--- start ---
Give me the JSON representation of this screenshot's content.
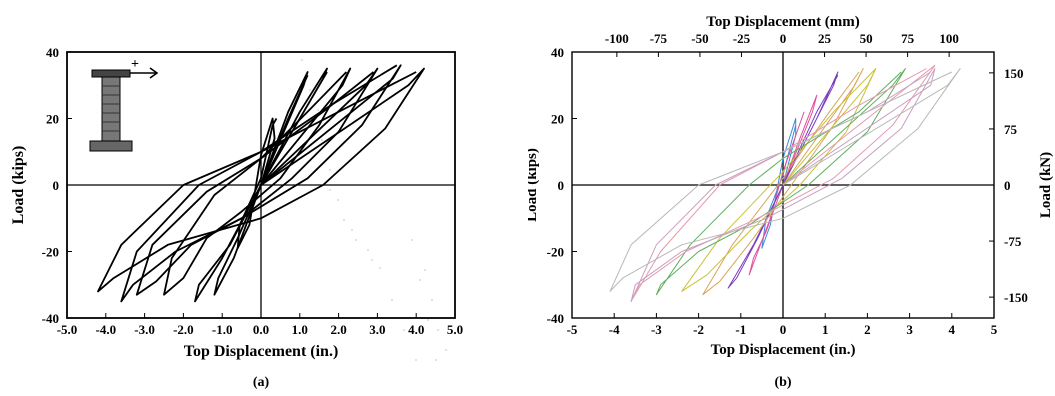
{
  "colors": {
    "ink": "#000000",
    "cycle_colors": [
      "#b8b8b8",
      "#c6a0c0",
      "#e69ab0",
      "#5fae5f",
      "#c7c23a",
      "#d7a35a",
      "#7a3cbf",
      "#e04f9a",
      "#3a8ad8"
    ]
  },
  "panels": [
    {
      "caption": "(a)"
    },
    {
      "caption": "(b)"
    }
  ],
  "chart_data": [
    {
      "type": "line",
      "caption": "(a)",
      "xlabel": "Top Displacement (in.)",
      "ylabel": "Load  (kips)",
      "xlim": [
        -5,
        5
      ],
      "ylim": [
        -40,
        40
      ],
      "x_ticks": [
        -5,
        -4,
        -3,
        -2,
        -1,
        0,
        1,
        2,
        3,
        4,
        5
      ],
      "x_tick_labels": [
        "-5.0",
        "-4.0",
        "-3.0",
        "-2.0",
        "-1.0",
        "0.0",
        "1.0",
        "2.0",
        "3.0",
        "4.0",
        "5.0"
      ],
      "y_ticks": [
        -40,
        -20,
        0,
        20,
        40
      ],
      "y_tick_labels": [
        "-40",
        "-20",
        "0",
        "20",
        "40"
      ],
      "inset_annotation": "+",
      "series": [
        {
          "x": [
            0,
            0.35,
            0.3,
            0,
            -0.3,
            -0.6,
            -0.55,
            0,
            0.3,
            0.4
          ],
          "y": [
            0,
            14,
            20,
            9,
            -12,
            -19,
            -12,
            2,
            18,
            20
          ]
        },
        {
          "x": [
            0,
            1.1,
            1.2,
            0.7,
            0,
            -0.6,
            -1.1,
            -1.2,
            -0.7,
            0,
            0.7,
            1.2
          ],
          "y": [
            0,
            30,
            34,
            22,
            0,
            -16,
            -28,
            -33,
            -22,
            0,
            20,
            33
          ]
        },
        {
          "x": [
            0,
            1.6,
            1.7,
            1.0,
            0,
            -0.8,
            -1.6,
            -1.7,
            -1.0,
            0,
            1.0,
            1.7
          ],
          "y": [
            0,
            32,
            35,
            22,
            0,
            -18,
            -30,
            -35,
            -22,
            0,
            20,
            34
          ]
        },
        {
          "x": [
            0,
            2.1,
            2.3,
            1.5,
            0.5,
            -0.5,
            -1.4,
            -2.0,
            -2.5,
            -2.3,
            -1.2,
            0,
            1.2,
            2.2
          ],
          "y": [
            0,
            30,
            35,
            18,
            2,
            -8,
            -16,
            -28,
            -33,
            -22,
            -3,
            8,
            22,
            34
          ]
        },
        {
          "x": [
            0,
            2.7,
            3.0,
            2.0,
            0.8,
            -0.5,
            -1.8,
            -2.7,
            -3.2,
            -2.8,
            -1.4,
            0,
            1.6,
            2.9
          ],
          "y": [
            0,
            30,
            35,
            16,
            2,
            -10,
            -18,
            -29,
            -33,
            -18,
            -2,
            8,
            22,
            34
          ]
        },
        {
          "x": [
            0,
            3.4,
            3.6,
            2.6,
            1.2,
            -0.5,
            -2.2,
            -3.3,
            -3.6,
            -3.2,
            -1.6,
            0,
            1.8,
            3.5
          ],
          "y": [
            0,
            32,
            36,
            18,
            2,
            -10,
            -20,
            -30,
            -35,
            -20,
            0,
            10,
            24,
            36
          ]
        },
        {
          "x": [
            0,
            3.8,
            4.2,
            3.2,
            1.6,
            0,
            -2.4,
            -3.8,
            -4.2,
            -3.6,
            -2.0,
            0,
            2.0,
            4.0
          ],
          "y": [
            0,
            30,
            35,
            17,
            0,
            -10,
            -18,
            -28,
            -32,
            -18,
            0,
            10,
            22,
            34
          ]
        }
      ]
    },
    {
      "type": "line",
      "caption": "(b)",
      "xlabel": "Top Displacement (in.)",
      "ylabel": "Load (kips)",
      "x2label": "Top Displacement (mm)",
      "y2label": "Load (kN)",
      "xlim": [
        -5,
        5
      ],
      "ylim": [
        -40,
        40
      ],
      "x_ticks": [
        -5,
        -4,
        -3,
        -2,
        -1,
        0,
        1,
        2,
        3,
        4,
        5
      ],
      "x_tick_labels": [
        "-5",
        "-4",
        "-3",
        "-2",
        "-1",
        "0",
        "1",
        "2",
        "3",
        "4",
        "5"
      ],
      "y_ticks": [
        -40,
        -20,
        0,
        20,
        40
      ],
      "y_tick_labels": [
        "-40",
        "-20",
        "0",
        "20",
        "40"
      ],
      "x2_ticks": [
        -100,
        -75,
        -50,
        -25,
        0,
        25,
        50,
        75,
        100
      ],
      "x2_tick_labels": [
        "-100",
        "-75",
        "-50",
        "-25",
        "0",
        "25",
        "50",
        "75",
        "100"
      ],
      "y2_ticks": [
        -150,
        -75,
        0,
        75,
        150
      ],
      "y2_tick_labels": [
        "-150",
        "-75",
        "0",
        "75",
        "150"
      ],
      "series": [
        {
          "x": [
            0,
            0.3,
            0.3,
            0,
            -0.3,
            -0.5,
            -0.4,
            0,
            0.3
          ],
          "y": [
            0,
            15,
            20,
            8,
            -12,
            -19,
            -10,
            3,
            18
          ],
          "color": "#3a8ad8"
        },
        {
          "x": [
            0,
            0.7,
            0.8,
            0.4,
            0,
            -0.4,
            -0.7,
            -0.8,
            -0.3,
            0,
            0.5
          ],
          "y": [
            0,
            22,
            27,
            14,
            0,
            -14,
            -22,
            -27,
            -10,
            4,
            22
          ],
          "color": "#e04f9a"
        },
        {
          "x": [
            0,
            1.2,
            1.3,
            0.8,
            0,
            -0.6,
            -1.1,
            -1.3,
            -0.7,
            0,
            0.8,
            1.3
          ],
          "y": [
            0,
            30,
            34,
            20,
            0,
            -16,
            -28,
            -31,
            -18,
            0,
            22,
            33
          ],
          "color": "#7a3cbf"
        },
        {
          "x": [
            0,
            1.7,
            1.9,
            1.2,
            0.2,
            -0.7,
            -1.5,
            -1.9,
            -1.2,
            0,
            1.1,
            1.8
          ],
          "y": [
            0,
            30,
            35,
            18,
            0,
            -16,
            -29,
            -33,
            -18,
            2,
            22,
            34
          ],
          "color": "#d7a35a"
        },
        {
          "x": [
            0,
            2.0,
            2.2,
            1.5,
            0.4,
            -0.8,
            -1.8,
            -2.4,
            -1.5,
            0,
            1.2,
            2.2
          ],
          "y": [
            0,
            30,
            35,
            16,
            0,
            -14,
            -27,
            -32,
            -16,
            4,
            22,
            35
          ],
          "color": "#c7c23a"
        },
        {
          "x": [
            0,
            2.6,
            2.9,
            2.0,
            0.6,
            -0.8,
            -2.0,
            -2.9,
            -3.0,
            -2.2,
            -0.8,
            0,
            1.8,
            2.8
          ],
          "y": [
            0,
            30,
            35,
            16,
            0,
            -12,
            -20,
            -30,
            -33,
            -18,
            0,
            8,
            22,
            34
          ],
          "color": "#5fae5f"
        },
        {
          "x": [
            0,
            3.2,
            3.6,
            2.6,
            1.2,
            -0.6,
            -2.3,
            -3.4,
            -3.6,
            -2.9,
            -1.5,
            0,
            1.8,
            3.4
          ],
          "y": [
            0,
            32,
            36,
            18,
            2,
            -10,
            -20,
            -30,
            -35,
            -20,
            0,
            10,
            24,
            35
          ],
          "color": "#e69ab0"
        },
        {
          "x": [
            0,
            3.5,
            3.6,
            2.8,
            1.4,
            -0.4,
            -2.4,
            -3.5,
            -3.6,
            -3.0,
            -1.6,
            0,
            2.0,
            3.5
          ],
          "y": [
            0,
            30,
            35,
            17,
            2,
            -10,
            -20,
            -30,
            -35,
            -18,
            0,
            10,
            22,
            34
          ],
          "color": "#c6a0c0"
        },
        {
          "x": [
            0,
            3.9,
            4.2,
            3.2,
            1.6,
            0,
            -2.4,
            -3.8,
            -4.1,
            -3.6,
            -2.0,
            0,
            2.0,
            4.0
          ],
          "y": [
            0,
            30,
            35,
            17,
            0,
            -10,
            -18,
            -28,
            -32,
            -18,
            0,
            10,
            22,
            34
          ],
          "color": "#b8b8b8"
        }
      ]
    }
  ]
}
--- end ---
Exercise »
Check every line for "Load" and show the ones that have it.

Output for this task »
      "ylabel": "Load  (kips)",
      "ylabel": "Load (kips)",
      "y2label": "Load (kN)",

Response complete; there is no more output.